--- RECORD EXCERPTS ---
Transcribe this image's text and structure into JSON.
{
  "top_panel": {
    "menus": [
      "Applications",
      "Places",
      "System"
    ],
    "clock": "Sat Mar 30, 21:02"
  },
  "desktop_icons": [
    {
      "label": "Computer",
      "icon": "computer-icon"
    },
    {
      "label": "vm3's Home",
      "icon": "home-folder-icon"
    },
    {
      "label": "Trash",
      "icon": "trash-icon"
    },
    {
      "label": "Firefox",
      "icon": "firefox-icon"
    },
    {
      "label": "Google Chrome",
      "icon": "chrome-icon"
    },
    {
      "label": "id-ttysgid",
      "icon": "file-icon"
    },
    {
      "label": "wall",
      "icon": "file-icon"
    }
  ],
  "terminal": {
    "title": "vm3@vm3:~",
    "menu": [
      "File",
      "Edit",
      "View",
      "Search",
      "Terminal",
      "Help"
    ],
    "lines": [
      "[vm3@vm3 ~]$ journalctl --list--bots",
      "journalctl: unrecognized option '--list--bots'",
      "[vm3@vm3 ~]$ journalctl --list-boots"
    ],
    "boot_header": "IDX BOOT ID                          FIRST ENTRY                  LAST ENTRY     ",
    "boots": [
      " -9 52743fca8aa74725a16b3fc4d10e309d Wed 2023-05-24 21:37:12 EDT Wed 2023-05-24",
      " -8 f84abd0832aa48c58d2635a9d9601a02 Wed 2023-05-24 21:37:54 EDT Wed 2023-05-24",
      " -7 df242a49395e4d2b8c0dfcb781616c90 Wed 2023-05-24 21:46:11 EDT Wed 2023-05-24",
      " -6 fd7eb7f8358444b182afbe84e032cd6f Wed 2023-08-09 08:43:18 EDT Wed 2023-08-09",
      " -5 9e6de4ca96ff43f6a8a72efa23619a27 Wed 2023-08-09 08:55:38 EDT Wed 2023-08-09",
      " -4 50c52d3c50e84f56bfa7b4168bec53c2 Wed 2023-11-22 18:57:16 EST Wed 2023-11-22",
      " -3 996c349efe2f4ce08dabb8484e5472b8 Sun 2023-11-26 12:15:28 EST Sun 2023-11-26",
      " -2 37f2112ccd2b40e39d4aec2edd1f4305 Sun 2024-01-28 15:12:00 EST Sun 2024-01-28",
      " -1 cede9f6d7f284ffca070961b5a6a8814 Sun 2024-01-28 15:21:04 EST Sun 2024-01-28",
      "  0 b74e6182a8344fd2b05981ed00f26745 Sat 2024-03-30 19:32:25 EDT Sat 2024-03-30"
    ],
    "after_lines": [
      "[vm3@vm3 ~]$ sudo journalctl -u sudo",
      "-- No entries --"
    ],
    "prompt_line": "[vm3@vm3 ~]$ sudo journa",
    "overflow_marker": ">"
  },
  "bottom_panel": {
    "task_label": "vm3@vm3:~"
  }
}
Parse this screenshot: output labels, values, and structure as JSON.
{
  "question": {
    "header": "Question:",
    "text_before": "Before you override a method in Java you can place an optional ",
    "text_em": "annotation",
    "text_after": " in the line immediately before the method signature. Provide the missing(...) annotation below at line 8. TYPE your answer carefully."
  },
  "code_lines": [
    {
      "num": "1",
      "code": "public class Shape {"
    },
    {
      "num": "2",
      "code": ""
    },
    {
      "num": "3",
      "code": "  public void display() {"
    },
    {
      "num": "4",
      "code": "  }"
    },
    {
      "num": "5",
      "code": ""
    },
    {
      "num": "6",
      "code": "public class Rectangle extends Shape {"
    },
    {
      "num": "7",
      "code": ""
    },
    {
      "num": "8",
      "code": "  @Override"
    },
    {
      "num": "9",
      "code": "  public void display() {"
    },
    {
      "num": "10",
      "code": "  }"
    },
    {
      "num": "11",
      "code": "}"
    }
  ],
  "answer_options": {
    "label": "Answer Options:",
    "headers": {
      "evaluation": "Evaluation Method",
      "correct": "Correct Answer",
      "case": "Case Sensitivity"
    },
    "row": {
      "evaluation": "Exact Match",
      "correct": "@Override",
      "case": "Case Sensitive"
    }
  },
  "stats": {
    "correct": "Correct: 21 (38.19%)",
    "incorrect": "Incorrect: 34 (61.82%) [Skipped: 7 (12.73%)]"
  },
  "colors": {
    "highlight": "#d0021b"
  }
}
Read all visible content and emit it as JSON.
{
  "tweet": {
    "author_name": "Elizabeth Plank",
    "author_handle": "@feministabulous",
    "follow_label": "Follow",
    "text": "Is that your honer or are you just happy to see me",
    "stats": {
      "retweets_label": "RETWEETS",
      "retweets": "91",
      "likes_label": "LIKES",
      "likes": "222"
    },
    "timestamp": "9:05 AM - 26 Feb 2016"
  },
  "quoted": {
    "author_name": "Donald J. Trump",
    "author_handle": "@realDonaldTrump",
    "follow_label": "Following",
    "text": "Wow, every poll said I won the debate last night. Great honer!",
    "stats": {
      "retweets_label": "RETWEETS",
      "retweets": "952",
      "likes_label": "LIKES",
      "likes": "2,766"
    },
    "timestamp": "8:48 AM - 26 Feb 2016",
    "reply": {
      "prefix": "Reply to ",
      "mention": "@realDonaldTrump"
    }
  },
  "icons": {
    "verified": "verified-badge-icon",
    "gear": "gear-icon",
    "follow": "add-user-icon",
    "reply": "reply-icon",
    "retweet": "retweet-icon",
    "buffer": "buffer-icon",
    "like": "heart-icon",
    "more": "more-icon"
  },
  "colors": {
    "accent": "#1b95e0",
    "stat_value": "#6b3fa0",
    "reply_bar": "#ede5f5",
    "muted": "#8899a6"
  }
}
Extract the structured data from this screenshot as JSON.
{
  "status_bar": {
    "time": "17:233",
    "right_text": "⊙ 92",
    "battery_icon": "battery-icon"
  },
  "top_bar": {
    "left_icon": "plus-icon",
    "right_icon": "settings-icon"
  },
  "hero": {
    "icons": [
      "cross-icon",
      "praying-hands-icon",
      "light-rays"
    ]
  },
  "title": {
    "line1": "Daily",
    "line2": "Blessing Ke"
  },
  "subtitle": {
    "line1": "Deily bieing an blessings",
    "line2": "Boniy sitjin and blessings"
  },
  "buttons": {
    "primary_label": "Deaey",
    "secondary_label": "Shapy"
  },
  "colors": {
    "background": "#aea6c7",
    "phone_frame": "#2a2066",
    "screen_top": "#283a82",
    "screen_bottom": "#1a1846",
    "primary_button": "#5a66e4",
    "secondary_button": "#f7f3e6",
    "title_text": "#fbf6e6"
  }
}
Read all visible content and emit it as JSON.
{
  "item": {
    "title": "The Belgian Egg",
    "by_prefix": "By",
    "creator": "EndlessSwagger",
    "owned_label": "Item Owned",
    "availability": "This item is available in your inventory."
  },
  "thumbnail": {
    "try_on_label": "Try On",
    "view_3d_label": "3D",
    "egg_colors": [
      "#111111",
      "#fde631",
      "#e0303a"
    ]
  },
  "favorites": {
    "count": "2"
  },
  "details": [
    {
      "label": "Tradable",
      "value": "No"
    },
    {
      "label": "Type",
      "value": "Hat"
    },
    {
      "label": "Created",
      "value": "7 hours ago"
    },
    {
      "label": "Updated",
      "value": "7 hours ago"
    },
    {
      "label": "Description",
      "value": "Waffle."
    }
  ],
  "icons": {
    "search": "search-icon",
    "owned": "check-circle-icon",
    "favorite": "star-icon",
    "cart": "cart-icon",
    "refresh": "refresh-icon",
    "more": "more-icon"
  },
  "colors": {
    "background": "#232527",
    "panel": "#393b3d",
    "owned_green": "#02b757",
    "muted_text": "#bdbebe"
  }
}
---
AIM OF THE TASK: Extract the listing in its entirety, matching it exactly.

WRITTEN SOLUTION:
Transcribe this image's text and structure into JSON.
{
  "top_panel": {
    "menus": [
      "Applications",
      "Places",
      "System"
    ],
    "clock": "Sat Mar 30, 21:02"
  },
  "desktop_icons": [
    {
      "label": "Computer",
      "icon": "computer-icon"
    },
    {
      "label": "vm3's Home",
      "icon": "home-folder-icon"
    },
    {
      "label": "Trash",
      "icon": "trash-icon"
    },
    {
      "label": "Firefox",
      "icon": "firefox-icon"
    },
    {
      "label": "Google Chrome",
      "icon": "chrome-icon"
    },
    {
      "label": "id-ttysgid",
      "icon": "file-icon"
    },
    {
      "label": "wall",
      "icon": "file-icon"
    }
  ],
  "terminal": {
    "title": "vm3@vm3:~",
    "menu": [
      "File",
      "Edit",
      "View",
      "Search",
      "Terminal",
      "Help"
    ],
    "lines": [
      "[vm3@vm3 ~]$ journalctl --list--bots",
      "journalctl: unrecognized option '--list--bots'",
      "[vm3@vm3 ~]$ journalctl --list-boots"
    ],
    "boot_header": "IDX BOOT ID                          FIRST ENTRY                  LAST ENTRY     ",
    "boots": [
      " -9 52743fca8aa74725a16b3fc4d10e309d Wed 2023-05-24 21:37:12 EDT Wed 2023-05-24",
      " -8 f84abd0832aa48c58d2635a9d9601a02 Wed 2023-05-24 21:37:54 EDT Wed 2023-05-24",
      " -7 df242a49395e4d2b8c0dfcb781616c90 Wed 2023-05-24 21:46:11 EDT Wed 2023-05-24",
      " -6 fd7eb7f8358444b182afbe84e032cd6f Wed 2023-08-09 08:43:18 EDT Wed 2023-08-09",
      " -5 9e6de4ca96ff43f6a8a72efa23619a27 Wed 2023-08-09 08:55:38 EDT Wed 2023-08-09",
      " -4 50c52d3c50e84f56bfa7b4168bec53c2 Wed 2023-11-22 18:57:16 EST Wed 2023-11-22",
      " -3 996c349efe2f4ce08dabb8484e5472b8 Sun 2023-11-26 12:15:28 EST Sun 2023-11-26",
      " -2 37f2112ccd2b40e39d4aec2edd1f4305 Sun 2024-01-28 15:12:00 EST Sun 2024-01-28",
      " -1 cede9f6d7f284ffca070961b5a6a8814 Sun 2024-01-28 15:21:04 EST Sun 2024-01-28",
      "  0 b74e6182a8344fd2b05981ed00f26745 Sat 2024-03-30 19:32:25 EDT Sat 2024-03-30"
    ],
    "after_lines": [
      "[vm3@vm3 ~]$ sudo journalctl -u sudo",
      "-- No entries --"
    ],
    "prompt_line": "[vm3@vm3 ~]$ sudo journa",
    "overflow_marker": ">"
  },
  "bottom_panel": {
    "task_label": "vm3@vm3:~"
  }
}
Parse this screenshot: output labels, values, and structure as JSON.
{
  "question": {
    "header": "Question:",
    "text_before": "Before you override a method in Java you can place an optional ",
    "text_em": "annotation",
    "text_after": " in the line immediately before the method signature. Provide the missing(...) annotation below at line 8. TYPE your answer carefully."
  },
  "code_lines": [
    {
      "num": "1",
      "code": "public class Shape {"
    },
    {
      "num": "2",
      "code": ""
    },
    {
      "num": "3",
      "code": "  public void display() {"
    },
    {
      "num": "4",
      "code": "  }"
    },
    {
      "num": "5",
      "code": ""
    },
    {
      "num": "6",
      "code": "public class Rectangle extends Shape {"
    },
    {
      "num": "7",
      "code": ""
    },
    {
      "num": "8",
      "code": "  @Override"
    },
    {
      "num": "9",
      "code": "  public void display() {"
    },
    {
      "num": "10",
      "code": "  }"
    },
    {
      "num": "11",
      "code": "}"
    }
  ],
  "answer_options": {
    "label": "Answer Options:",
    "headers": {
      "evaluation": "Evaluation Method",
      "correct": "Correct Answer",
      "case": "Case Sensitivity"
    },
    "row": {
      "evaluation": "Exact Match",
      "correct": "@Override",
      "case": "Case Sensitive"
    }
  },
  "stats": {
    "correct": "Correct: 21 (38.19%)",
    "incorrect": "Incorrect: 34 (61.82%) [Skipped: 7 (12.73%)]"
  },
  "colors": {
    "highlight": "#d0021b"
  }
}
Read all visible content and emit it as JSON.
{
  "tweet": {
    "author_name": "Elizabeth Plank",
    "author_handle": "@feministabulous",
    "follow_label": "Follow",
    "text": "Is that your honer or are you just happy to see me",
    "stats": {
      "retweets_label": "RETWEETS",
      "retweets": "91",
      "likes_label": "LIKES",
      "likes": "222"
    },
    "timestamp": "9:05 AM - 26 Feb 2016"
  },
  "quoted": {
    "author_name": "Donald J. Trump",
    "author_handle": "@realDonaldTrump",
    "follow_label": "Following",
    "text": "Wow, every poll said I won the debate last night. Great honer!",
    "stats": {
      "retweets_label": "RETWEETS",
      "retweets": "952",
      "likes_label": "LIKES",
      "likes": "2,766"
    },
    "timestamp": "8:48 AM - 26 Feb 2016",
    "reply": {
      "prefix": "Reply to ",
      "mention": "@realDonaldTrump"
    }
  },
  "icons": {
    "verified": "verified-badge-icon",
    "gear": "gear-icon",
    "follow": "add-user-icon",
    "reply": "reply-icon",
    "retweet": "retweet-icon",
    "buffer": "buffer-icon",
    "like": "heart-icon",
    "more": "more-icon"
  },
  "colors": {
    "accent": "#1b95e0",
    "stat_value": "#6b3fa0",
    "reply_bar": "#ede5f5",
    "muted": "#8899a6"
  }
}
Extract the structured data from this screenshot as JSON.
{
  "status_bar": {
    "time": "17:233",
    "right_text": "⊙ 92",
    "battery_icon": "battery-icon"
  },
  "top_bar": {
    "left_icon": "plus-icon",
    "right_icon": "settings-icon"
  },
  "hero": {
    "icons": [
      "cross-icon",
      "praying-hands-icon",
      "light-rays"
    ]
  },
  "title": {
    "line1": "Daily",
    "line2": "Blessing Ke"
  },
  "subtitle": {
    "line1": "Deily bieing an blessings",
    "line2": "Boniy sitjin and blessings"
  },
  "buttons": {
    "primary_label": "Deaey",
    "secondary_label": "Shapy"
  },
  "colors": {
    "background": "#aea6c7",
    "phone_frame": "#2a2066",
    "screen_top": "#283a82",
    "screen_bottom": "#1a1846",
    "primary_button": "#5a66e4",
    "secondary_button": "#f7f3e6",
    "title_text": "#fbf6e6"
  }
}
Read all visible content and emit it as JSON.
{
  "item": {
    "title": "The Belgian Egg",
    "by_prefix": "By",
    "creator": "EndlessSwagger",
    "owned_label": "Item Owned",
    "availability": "This item is available in your inventory."
  },
  "thumbnail": {
    "try_on_label": "Try On",
    "view_3d_label": "3D",
    "egg_colors": [
      "#111111",
      "#fde631",
      "#e0303a"
    ]
  },
  "favorites": {
    "count": "2"
  },
  "details": [
    {
      "label": "Tradable",
      "value": "No"
    },
    {
      "label": "Type",
      "value": "Hat"
    },
    {
      "label": "Created",
      "value": "7 hours ago"
    },
    {
      "label": "Updated",
      "value": "7 hours ago"
    },
    {
      "label": "Description",
      "value": "Waffle."
    }
  ],
  "icons": {
    "search": "search-icon",
    "owned": "check-circle-icon",
    "favorite": "star-icon",
    "cart": "cart-icon",
    "refresh": "refresh-icon",
    "more": "more-icon"
  },
  "colors": {
    "background": "#232527",
    "panel": "#393b3d",
    "owned_green": "#02b757",
    "muted_text": "#bdbebe"
  }
}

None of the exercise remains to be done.